*Task brief*: Below is a block of records: output all of them exactly and leave out the pictures.

*Data to process*:
·····

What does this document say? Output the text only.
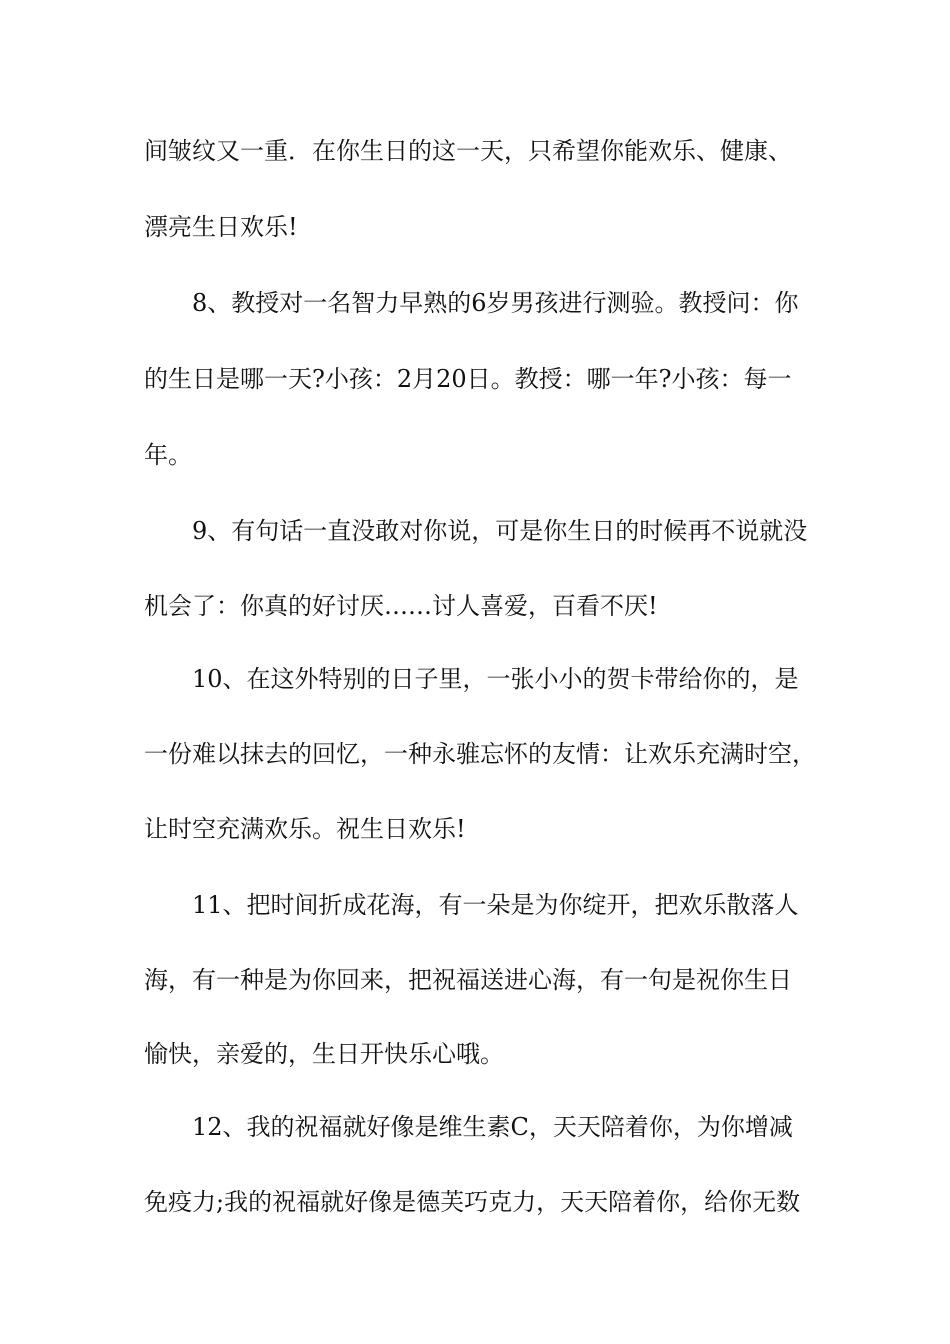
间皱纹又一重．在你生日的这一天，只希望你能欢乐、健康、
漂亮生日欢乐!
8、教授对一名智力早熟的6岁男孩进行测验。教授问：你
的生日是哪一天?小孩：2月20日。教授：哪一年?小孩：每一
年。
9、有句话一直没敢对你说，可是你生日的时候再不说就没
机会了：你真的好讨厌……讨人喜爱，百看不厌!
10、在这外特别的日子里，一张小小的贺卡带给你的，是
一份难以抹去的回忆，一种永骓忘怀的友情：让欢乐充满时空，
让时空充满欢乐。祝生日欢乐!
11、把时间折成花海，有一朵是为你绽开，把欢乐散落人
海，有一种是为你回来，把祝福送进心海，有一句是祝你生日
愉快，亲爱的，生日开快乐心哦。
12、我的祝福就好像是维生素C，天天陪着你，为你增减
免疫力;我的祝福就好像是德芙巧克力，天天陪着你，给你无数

·····

*Final result*:
What does this document say? Output the text only.
间皱纹又一重．在你生日的这一天，只希望你能欢乐、健康、
漂亮生日欢乐!
8、教授对一名智力早熟的6岁男孩进行测验。教授问：你
的生日是哪一天?小孩：2月20日。教授：哪一年?小孩：每一
年。
9、有句话一直没敢对你说，可是你生日的时候再不说就没
机会了：你真的好讨厌……讨人喜爱，百看不厌!
10、在这外特别的日子里，一张小小的贺卡带给你的，是
一份难以抹去的回忆，一种永骓忘怀的友情：让欢乐充满时空，
让时空充满欢乐。祝生日欢乐!
11、把时间折成花海，有一朵是为你绽开，把欢乐散落人
海，有一种是为你回来，把祝福送进心海，有一句是祝你生日
愉快，亲爱的，生日开快乐心哦。
12、我的祝福就好像是维生素C，天天陪着你，为你增减
免疫力;我的祝福就好像是德芙巧克力，天天陪着你，给你无数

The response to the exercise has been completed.